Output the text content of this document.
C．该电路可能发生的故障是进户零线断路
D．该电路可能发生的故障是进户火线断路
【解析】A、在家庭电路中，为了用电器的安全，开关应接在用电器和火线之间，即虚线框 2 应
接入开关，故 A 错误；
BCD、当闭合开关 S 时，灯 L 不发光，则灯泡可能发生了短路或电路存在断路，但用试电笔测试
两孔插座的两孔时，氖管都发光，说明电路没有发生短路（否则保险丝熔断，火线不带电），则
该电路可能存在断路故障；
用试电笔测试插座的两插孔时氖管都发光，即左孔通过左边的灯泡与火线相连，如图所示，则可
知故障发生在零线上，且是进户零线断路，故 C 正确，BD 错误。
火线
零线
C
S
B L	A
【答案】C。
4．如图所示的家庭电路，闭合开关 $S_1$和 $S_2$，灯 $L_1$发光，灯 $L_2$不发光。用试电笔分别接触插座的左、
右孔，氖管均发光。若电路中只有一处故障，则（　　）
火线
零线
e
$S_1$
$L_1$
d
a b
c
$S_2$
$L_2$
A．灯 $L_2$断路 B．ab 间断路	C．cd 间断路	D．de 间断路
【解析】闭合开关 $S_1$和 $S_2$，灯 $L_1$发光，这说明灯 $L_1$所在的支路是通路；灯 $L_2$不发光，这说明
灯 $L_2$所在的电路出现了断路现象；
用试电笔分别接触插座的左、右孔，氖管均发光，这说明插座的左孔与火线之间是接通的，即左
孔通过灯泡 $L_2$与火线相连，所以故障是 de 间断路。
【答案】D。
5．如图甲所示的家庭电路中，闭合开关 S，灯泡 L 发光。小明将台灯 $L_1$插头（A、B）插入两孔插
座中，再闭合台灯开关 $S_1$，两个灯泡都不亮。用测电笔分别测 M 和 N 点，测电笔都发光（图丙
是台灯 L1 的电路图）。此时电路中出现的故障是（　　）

⁂

EXERCISE:
Every record shown above should be written out again exactly.

RESPONSE TO THIS TASK:
Output the text content of this document.
C．该电路可能发生的故障是进户零线断路
D．该电路可能发生的故障是进户火线断路
【解析】A、在家庭电路中，为了用电器的安全，开关应接在用电器和火线之间，即虚线框 2 应
接入开关，故 A 错误；
BCD、当闭合开关 S 时，灯 L 不发光，则灯泡可能发生了短路或电路存在断路，但用试电笔测试
两孔插座的两孔时，氖管都发光，说明电路没有发生短路（否则保险丝熔断，火线不带电），则
该电路可能存在断路故障；
用试电笔测试插座的两插孔时氖管都发光，即左孔通过左边的灯泡与火线相连，如图所示，则可
知故障发生在零线上，且是进户零线断路，故 C 正确，BD 错误。
火线
零线
C
S
B L	A
【答案】C。
4．如图所示的家庭电路，闭合开关 $S_1$和 $S_2$，灯 $L_1$发光，灯 $L_2$不发光。用试电笔分别接触插座的左、
右孔，氖管均发光。若电路中只有一处故障，则（　　）
火线
零线
e
$S_1$
$L_1$
d
a b
c
$S_2$
$L_2$
A．灯 $L_2$断路 B．ab 间断路	C．cd 间断路	D．de 间断路
【解析】闭合开关 $S_1$和 $S_2$，灯 $L_1$发光，这说明灯 $L_1$所在的支路是通路；灯 $L_2$不发光，这说明
灯 $L_2$所在的电路出现了断路现象；
用试电笔分别接触插座的左、右孔，氖管均发光，这说明插座的左孔与火线之间是接通的，即左
孔通过灯泡 $L_2$与火线相连，所以故障是 de 间断路。
【答案】D。
5．如图甲所示的家庭电路中，闭合开关 S，灯泡 L 发光。小明将台灯 $L_1$插头（A、B）插入两孔插
座中，再闭合台灯开关 $S_1$，两个灯泡都不亮。用测电笔分别测 M 和 N 点，测电笔都发光（图丙
是台灯 L1 的电路图）。此时电路中出现的故障是（　　）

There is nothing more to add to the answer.